◆ Material shown ◆

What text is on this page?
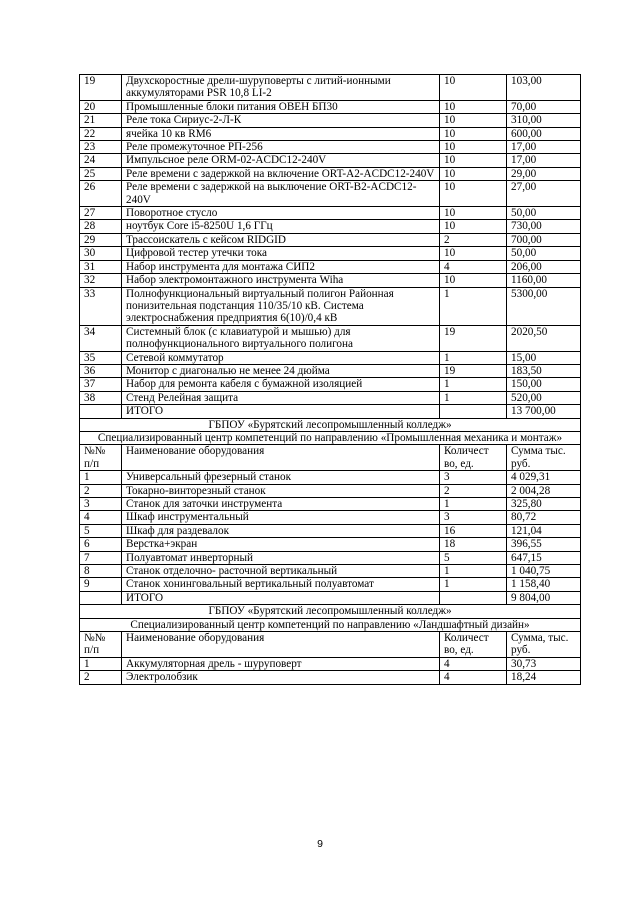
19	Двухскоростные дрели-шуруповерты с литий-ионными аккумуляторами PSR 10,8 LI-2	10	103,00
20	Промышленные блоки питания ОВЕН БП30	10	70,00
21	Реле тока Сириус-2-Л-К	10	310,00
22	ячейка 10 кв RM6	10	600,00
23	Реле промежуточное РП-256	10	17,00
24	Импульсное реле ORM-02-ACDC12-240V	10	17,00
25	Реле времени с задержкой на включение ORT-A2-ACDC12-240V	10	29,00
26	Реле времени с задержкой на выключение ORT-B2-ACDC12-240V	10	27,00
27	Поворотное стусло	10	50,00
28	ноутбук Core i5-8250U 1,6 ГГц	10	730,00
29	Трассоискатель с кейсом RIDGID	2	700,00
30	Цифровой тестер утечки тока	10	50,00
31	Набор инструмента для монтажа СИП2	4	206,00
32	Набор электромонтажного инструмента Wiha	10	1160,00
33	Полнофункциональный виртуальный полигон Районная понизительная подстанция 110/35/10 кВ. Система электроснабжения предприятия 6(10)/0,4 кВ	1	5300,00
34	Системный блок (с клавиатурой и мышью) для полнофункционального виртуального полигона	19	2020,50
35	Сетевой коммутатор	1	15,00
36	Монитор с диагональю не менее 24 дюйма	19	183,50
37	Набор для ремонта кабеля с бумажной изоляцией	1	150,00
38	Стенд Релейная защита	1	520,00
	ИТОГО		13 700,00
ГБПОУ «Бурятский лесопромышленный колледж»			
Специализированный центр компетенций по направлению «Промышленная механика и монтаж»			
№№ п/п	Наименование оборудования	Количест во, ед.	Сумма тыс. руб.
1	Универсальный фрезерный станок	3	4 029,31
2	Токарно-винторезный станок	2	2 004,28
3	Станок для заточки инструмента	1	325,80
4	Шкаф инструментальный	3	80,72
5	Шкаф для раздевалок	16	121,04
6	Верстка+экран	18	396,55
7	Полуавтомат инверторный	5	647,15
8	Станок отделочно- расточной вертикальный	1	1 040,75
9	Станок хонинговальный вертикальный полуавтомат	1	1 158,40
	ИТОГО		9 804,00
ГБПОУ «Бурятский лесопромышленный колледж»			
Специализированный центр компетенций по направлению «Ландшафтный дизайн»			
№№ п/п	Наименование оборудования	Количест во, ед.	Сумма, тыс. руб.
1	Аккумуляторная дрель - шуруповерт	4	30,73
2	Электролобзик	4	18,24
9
...
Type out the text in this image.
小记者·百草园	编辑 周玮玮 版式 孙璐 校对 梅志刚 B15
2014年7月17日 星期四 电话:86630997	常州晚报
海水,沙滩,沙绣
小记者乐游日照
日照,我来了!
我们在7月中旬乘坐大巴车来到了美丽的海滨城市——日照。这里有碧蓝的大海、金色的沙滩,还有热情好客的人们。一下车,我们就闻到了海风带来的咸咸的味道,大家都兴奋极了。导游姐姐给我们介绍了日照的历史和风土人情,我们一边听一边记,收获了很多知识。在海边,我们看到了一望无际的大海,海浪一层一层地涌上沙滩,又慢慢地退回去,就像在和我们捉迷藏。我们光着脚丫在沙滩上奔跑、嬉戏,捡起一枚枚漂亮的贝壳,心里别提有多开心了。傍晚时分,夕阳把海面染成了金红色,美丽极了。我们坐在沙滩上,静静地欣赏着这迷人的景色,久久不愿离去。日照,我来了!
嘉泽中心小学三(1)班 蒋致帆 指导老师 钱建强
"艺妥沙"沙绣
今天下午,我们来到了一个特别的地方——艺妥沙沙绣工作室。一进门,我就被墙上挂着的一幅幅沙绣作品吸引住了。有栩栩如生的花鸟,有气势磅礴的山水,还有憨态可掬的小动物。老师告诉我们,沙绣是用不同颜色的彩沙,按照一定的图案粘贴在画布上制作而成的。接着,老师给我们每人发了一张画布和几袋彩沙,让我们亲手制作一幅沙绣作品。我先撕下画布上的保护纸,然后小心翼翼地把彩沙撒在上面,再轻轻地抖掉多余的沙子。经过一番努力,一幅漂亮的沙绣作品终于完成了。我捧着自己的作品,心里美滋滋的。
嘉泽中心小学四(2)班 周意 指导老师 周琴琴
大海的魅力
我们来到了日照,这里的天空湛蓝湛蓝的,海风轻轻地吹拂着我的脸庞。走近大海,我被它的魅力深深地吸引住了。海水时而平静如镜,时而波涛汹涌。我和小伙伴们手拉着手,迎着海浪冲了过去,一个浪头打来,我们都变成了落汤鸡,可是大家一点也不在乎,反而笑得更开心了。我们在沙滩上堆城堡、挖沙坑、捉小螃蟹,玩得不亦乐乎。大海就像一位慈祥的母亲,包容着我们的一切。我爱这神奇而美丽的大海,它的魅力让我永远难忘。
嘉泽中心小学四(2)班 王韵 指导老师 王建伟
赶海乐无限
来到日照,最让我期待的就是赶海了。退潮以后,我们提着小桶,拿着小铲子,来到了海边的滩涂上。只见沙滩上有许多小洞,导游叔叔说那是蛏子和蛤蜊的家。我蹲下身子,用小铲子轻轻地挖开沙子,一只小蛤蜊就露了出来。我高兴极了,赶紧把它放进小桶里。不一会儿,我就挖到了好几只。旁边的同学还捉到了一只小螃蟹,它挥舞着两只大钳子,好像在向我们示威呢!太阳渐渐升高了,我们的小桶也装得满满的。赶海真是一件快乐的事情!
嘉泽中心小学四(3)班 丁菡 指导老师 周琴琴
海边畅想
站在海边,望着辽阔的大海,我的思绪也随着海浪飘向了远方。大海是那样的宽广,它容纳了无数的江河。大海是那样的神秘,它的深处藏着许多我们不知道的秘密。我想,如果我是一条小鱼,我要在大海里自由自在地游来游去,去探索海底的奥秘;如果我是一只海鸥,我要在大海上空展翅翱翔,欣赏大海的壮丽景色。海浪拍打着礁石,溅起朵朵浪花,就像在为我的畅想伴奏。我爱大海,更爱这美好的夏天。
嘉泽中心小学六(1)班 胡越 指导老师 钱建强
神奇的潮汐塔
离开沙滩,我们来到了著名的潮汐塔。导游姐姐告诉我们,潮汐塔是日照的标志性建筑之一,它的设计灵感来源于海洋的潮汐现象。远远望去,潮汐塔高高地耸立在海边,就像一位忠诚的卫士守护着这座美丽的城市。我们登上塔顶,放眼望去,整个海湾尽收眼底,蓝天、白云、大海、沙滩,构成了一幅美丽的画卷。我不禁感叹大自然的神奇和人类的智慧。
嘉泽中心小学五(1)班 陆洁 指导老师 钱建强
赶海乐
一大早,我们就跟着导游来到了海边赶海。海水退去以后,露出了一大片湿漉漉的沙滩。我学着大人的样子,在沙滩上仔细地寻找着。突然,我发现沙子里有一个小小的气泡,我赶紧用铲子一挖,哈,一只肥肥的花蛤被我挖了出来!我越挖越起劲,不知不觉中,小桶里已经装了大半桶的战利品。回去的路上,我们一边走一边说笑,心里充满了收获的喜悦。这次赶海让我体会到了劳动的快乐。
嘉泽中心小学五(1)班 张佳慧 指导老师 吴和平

◆ Task to complete ◆
In the entries above, count each line that holds "времени". Give the total and nothing else.

◆ Task solution ◆
2